**EXERCISE REQUIREMENTS**
Set down the data below without change, skipping the pictures it holds.

**LISTED ENTRIES**
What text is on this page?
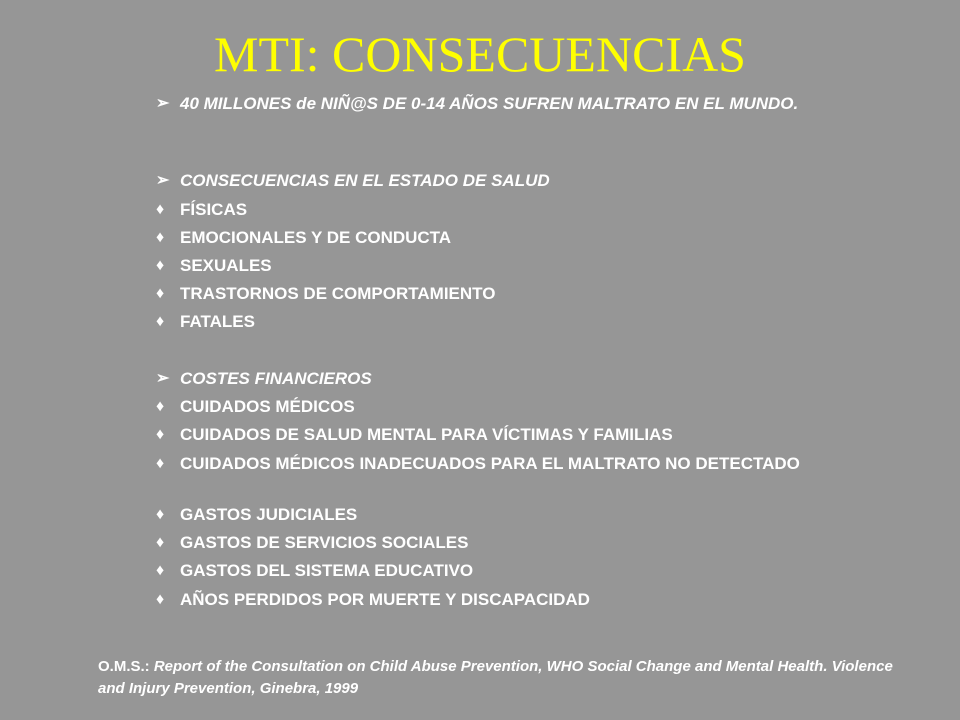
MTI: CONSECUENCIAS
➢ 40 MILLONES de NIÑ@S DE 0-14 AÑOS SUFREN MALTRATO EN EL MUNDO.
➢ CONSECUENCIAS EN EL ESTADO DE SALUD
♦ FÍSICAS
♦ EMOCIONALES Y DE CONDUCTA
♦ SEXUALES
♦ TRASTORNOS DE COMPORTAMIENTO
♦ FATALES
➢ COSTES FINANCIEROS
♦ CUIDADOS MÉDICOS
♦ CUIDADOS DE SALUD MENTAL PARA VÍCTIMAS Y FAMILIAS
♦ CUIDADOS MÉDICOS INADECUADOS PARA EL MALTRATO NO DETECTADO
♦ GASTOS JUDICIALES
♦ GASTOS DE SERVICIOS SOCIALES
♦ GASTOS DEL SISTEMA EDUCATIVO
♦ AÑOS PERDIDOS POR MUERTE Y DISCAPACIDAD
O.M.S.: Report of the Consultation on Child Abuse Prevention, WHO Social Change and Mental Health. Violence and Injury Prevention, Ginebra, 1999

**EXERCISE ANSWER**
What text is on this page?
MTI: CONSECUENCIAS
➢ 40 MILLONES de NIÑ@S DE 0-14 AÑOS SUFREN MALTRATO EN EL MUNDO.
➢ CONSECUENCIAS EN EL ESTADO DE SALUD
♦ FÍSICAS
♦ EMOCIONALES Y DE CONDUCTA
♦ SEXUALES
♦ TRASTORNOS DE COMPORTAMIENTO
♦ FATALES
➢ COSTES FINANCIEROS
♦ CUIDADOS MÉDICOS
♦ CUIDADOS DE SALUD MENTAL PARA VÍCTIMAS Y FAMILIAS
♦ CUIDADOS MÉDICOS INADECUADOS PARA EL MALTRATO NO DETECTADO
♦ GASTOS JUDICIALES
♦ GASTOS DE SERVICIOS SOCIALES
♦ GASTOS DEL SISTEMA EDUCATIVO
♦ AÑOS PERDIDOS POR MUERTE Y DISCAPACIDAD
O.M.S.: Report of the Consultation on Child Abuse Prevention, WHO Social Change and Mental Health. Violence and Injury Prevention, Ginebra, 1999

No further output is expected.